start Provided data

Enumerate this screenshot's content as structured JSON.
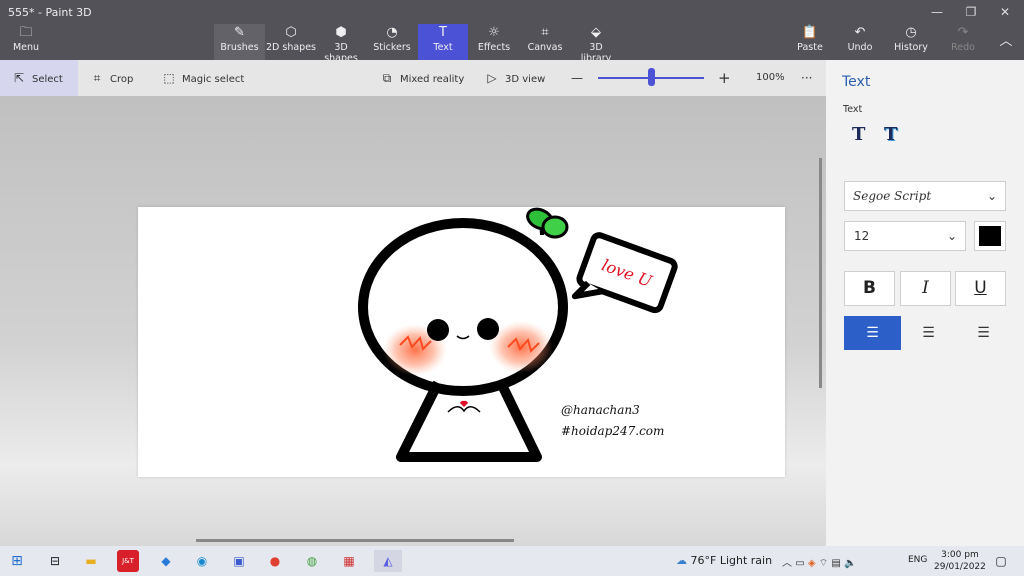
{
  "window": {
    "title": "555* - Paint 3D"
  },
  "ribbon": {
    "menu": "Menu",
    "tools": [
      {
        "key": "brushes",
        "label": "Brushes"
      },
      {
        "key": "2d_shapes",
        "label": "2D shapes"
      },
      {
        "key": "3d_shapes",
        "label": "3D shapes"
      },
      {
        "key": "stickers",
        "label": "Stickers"
      },
      {
        "key": "text",
        "label": "Text"
      },
      {
        "key": "effects",
        "label": "Effects"
      },
      {
        "key": "canvas",
        "label": "Canvas"
      },
      {
        "key": "3d_library",
        "label": "3D library"
      }
    ],
    "paste": "Paste",
    "undo": "Undo",
    "history": "History",
    "redo": "Redo"
  },
  "toolbar": {
    "select": "Select",
    "crop": "Crop",
    "magic_select": "Magic select",
    "mixed_reality": "Mixed reality",
    "view_3d": "3D view",
    "zoom_minus": "—",
    "zoom_plus": "+",
    "zoom_level": "100%",
    "more": "···",
    "zoom_fraction": 0.5
  },
  "canvas": {
    "bubble_text": "love U",
    "handle": "@hanachan3",
    "site": "#hoidap247.com"
  },
  "panel": {
    "title": "Text",
    "subtitle": "Text",
    "font": "Segoe Script",
    "size": "12",
    "color": "#000000",
    "bold": "B",
    "italic": "I",
    "underline": "U"
  },
  "taskbar": {
    "apps": [
      {
        "key": "task-view",
        "label": "⊟"
      },
      {
        "key": "file-explorer",
        "label": "▬"
      },
      {
        "key": "jnt",
        "label": "J&T"
      },
      {
        "key": "app-blue",
        "label": "◆"
      },
      {
        "key": "edge",
        "label": "◉"
      },
      {
        "key": "store",
        "label": "▣"
      },
      {
        "key": "chrome",
        "label": "●"
      },
      {
        "key": "app-green",
        "label": "◍"
      },
      {
        "key": "app-red",
        "label": "▦"
      },
      {
        "key": "paint3d",
        "label": "◭"
      }
    ],
    "weather": "76°F  Light rain",
    "lang": "ENG",
    "time": "3:00 pm",
    "date": "29/01/2022"
  },
  "colors": {
    "accent": "#4c52d6",
    "ribbon": "#535259",
    "panel_accent": "#2c5fc8"
  }
}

end Provided data

(Work to complete) Reproduce the entries above exactly. Do not include the images.

(Response)
Enumerate this screenshot's content as structured JSON.
{
  "window": {
    "title": "555* - Paint 3D"
  },
  "ribbon": {
    "menu": "Menu",
    "tools": [
      {
        "key": "brushes",
        "label": "Brushes"
      },
      {
        "key": "2d_shapes",
        "label": "2D shapes"
      },
      {
        "key": "3d_shapes",
        "label": "3D shapes"
      },
      {
        "key": "stickers",
        "label": "Stickers"
      },
      {
        "key": "text",
        "label": "Text"
      },
      {
        "key": "effects",
        "label": "Effects"
      },
      {
        "key": "canvas",
        "label": "Canvas"
      },
      {
        "key": "3d_library",
        "label": "3D library"
      }
    ],
    "paste": "Paste",
    "undo": "Undo",
    "history": "History",
    "redo": "Redo"
  },
  "toolbar": {
    "select": "Select",
    "crop": "Crop",
    "magic_select": "Magic select",
    "mixed_reality": "Mixed reality",
    "view_3d": "3D view",
    "zoom_minus": "—",
    "zoom_plus": "+",
    "zoom_level": "100%",
    "more": "···",
    "zoom_fraction": 0.5
  },
  "canvas": {
    "bubble_text": "love U",
    "handle": "@hanachan3",
    "site": "#hoidap247.com"
  },
  "panel": {
    "title": "Text",
    "subtitle": "Text",
    "font": "Segoe Script",
    "size": "12",
    "color": "#000000",
    "bold": "B",
    "italic": "I",
    "underline": "U"
  },
  "taskbar": {
    "apps": [
      {
        "key": "task-view",
        "label": "⊟"
      },
      {
        "key": "file-explorer",
        "label": "▬"
      },
      {
        "key": "jnt",
        "label": "J&T"
      },
      {
        "key": "app-blue",
        "label": "◆"
      },
      {
        "key": "edge",
        "label": "◉"
      },
      {
        "key": "store",
        "label": "▣"
      },
      {
        "key": "chrome",
        "label": "●"
      },
      {
        "key": "app-green",
        "label": "◍"
      },
      {
        "key": "app-red",
        "label": "▦"
      },
      {
        "key": "paint3d",
        "label": "◭"
      }
    ],
    "weather": "76°F  Light rain",
    "lang": "ENG",
    "time": "3:00 pm",
    "date": "29/01/2022"
  },
  "colors": {
    "accent": "#4c52d6",
    "ribbon": "#535259",
    "panel_accent": "#2c5fc8"
  }
}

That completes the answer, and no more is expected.